- _SELECTED PASSAGE_

'''

From Michael McCandless <>
Subject Re: FieldType refactoring?
Date Tue, 18 Oct 2011 18:47:29 GMT
Hi Adnan,

I'm glad to hear you are using trunk; this is a good feedback!

I agree about creating both StoredTextField and TextField (at the edge
of the API): that's much easier to consume than what you now must do
for the stored case (new Field("name", "value",
TextField.STORED_TYPE).  I also really don't like how you don't know
if StringField / TextField is stored by default.  Having XField and
StoredXField would make that clear.

So, regardless of how we create FTs/IFTs behind the scenes, I agree we
should have separate sugar classes for StoredXField and XField.

The expectation is the vast majority of users ("normal" users) will
use the sugar field classes (Stored/StringField, Stored/TextField,
NumericField, BinaryField, etc.) and never have to work with FieldType

Then, expert users are able to create arbitrary FieldType instances or
way-expert can just make their own impls of IndexableFieldType (and
IndexableField), ie bypassing Document/Field entirely.

I agree it'd be nice to have immutable IFT instances, as you suggest,
and then have no FieldType class at all.  The challenge is the API for
creating such IFT instances (see the [long] discussion towards the end
of LUCENE-2308)... basically the committers have strong disagreements
on how to instantiate them (builder APIs vs
ctor-taking-tons-of-boolean args APIs vs mutable + freeze).

'''

- _MATERIAL SHOWN_
'''

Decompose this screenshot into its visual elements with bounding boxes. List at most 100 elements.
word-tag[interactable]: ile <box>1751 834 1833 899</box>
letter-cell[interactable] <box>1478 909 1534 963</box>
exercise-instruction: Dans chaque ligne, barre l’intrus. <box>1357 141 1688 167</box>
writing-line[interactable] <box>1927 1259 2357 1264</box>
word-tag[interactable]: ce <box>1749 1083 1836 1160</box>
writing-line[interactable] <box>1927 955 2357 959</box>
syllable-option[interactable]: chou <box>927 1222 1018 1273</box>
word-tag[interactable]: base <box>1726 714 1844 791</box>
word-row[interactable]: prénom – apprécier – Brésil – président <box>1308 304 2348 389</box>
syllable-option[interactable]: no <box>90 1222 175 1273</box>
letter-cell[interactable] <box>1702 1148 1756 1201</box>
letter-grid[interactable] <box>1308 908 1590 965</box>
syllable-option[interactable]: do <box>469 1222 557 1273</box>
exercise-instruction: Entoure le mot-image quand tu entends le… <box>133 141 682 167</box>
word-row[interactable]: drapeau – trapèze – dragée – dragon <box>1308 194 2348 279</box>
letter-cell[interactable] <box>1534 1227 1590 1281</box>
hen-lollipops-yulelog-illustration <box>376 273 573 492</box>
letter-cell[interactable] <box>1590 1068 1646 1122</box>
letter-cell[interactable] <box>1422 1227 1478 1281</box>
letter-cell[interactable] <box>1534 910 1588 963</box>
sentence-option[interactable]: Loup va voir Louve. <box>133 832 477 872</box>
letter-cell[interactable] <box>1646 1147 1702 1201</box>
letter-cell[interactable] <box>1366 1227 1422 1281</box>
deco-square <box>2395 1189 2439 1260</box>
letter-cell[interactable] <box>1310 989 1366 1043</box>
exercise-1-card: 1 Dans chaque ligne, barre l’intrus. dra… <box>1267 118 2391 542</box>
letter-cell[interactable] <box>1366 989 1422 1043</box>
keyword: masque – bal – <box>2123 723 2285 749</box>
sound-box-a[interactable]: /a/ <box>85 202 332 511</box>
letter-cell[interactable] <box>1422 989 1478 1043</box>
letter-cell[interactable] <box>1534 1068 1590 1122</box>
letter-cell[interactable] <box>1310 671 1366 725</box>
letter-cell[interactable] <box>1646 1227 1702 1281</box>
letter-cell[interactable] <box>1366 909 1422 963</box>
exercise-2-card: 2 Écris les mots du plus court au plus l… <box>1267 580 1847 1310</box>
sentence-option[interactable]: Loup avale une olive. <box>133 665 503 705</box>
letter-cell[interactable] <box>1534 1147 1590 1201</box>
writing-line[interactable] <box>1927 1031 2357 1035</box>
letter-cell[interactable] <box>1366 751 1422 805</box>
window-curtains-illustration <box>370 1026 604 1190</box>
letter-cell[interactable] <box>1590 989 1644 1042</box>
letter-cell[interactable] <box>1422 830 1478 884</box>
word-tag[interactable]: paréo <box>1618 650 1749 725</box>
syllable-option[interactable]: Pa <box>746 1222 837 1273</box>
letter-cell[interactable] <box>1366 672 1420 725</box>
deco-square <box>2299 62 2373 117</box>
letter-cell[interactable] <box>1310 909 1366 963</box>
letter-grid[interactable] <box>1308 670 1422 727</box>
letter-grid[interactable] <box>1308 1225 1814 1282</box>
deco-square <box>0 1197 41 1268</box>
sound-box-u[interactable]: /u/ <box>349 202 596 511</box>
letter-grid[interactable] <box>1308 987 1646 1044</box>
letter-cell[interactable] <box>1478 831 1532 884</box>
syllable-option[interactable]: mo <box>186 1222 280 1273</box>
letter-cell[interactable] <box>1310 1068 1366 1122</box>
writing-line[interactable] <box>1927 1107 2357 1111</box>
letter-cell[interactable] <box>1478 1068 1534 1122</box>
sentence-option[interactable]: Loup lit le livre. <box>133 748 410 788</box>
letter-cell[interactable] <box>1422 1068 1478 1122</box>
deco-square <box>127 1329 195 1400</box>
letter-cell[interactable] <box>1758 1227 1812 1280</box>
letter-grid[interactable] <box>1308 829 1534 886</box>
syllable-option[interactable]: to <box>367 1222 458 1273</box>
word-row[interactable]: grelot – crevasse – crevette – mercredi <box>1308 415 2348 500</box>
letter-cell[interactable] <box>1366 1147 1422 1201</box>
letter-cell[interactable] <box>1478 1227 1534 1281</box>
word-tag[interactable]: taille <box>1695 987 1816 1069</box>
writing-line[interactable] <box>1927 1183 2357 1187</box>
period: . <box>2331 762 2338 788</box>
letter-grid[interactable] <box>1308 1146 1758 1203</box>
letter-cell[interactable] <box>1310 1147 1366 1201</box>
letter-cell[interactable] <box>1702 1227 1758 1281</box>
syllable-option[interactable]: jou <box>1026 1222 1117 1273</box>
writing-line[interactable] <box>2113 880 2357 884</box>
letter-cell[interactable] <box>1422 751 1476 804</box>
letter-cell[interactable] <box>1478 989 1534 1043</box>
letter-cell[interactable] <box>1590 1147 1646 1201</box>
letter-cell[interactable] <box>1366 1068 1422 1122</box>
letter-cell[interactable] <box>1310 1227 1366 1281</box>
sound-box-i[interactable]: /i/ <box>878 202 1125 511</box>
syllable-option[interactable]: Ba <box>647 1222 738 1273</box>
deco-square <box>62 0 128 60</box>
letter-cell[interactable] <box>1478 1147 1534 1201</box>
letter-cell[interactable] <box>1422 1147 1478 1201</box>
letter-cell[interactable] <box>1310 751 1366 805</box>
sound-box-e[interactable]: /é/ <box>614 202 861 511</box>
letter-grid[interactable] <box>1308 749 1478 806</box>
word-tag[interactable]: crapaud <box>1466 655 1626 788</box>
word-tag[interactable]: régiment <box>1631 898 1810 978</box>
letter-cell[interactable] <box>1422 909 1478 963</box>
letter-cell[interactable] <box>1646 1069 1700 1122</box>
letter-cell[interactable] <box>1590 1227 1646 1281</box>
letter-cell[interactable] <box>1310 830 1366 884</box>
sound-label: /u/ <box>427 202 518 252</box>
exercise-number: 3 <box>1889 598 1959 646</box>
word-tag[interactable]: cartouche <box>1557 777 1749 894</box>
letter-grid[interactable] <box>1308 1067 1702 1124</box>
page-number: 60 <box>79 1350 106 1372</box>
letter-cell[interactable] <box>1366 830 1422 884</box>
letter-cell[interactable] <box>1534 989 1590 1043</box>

'''

- _EXERCISE REQUIREMENTS_
Carry the mailing-list reply about FieldType refactoring further, picking up right after its last sentence. The entries come from a separate source.

- _TASK ANSWER_
That said, I think the int bit flags approach (suggested on
LUCENE-2308 but nobody has followed up on / worked out patch yet) is a
good compromise, since nearly all of these settings are booleans.  So
we could have something like:

  new FieldType(INDEXED | STORED)

So then FieldType would no longer be mutable, and it'd be a concrete
IFT impl that uses bit flags under the hood to record the details for
the type.

Mike McCandless

On Tue, Oct 18, 2011 at 11:43 AM, Adnan Duric <> wrote:
> Hi guys,
> First of all, this is a fantastic project. I'm having a great time playing
> around with it.
> I downloaded and compiled the trunk and I initially started trying to get
> the examples working but quickly realized that the trunk version was
> different than the previous versions. Anyway, long story short, I managed to
> get it working.
> However, I'd just like to comment on the functionality where the user adds
> Field instances to a Document. Each Field has a name, value and a FieldType.
> I got a little confused when I began to create a FieldType.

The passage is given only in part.